## What to do
Can you output the material exactly as written, minus any pictures it holds?

>> START Extracted records

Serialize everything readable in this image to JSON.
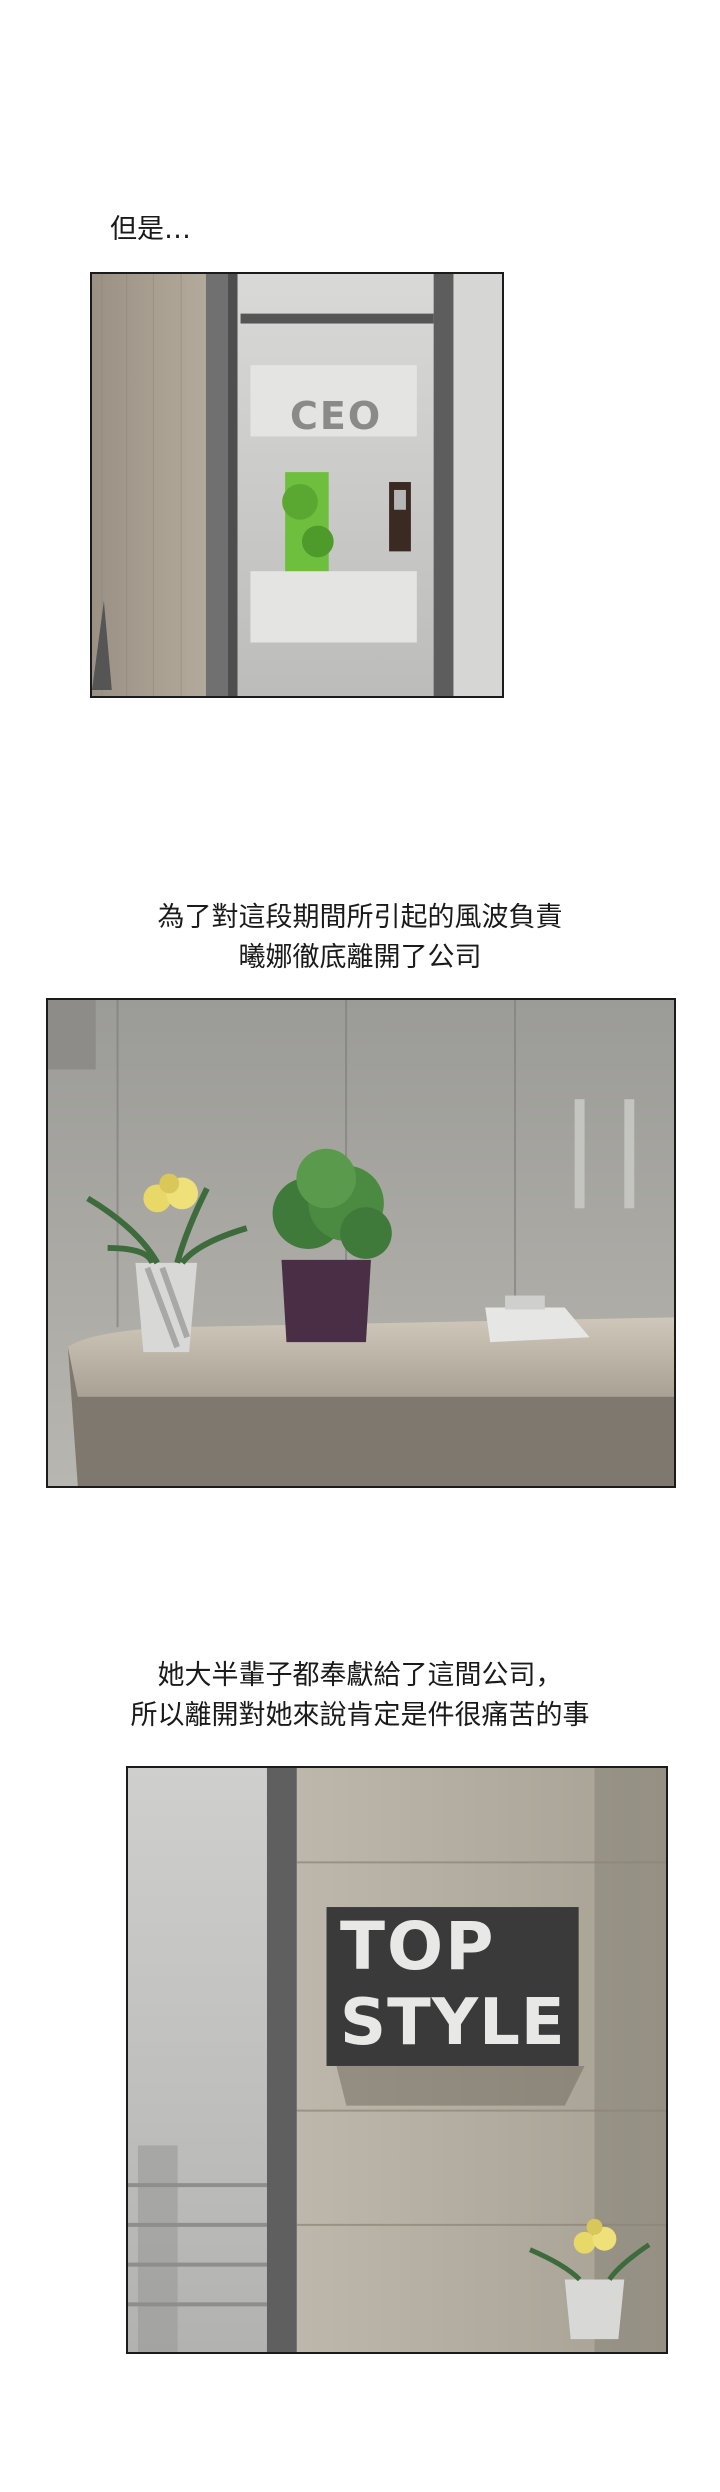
{
  "captions": {
    "c1": "但是…",
    "c2_line1": "為了對這段期間所引起的風波負責",
    "c2_line2": "曦娜徹底離開了公司",
    "c3_line1": "她大半輩子都奉獻給了這間公司，",
    "c3_line2": "所以離開對她來說肯定是件很痛苦的事"
  },
  "panel1": {
    "door_sign": "CEO"
  },
  "panel3": {
    "logo_line1": "TOP",
    "logo_line2": "STYLE"
  }
}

>> END Extracted records

## Right answer
Serialize everything readable in this image to JSON.
{
  "captions": {
    "c1": "但是…",
    "c2_line1": "為了對這段期間所引起的風波負責",
    "c2_line2": "曦娜徹底離開了公司",
    "c3_line1": "她大半輩子都奉獻給了這間公司，",
    "c3_line2": "所以離開對她來說肯定是件很痛苦的事"
  },
  "panel1": {
    "door_sign": "CEO"
  },
  "panel3": {
    "logo_line1": "TOP",
    "logo_line2": "STYLE"
  }
}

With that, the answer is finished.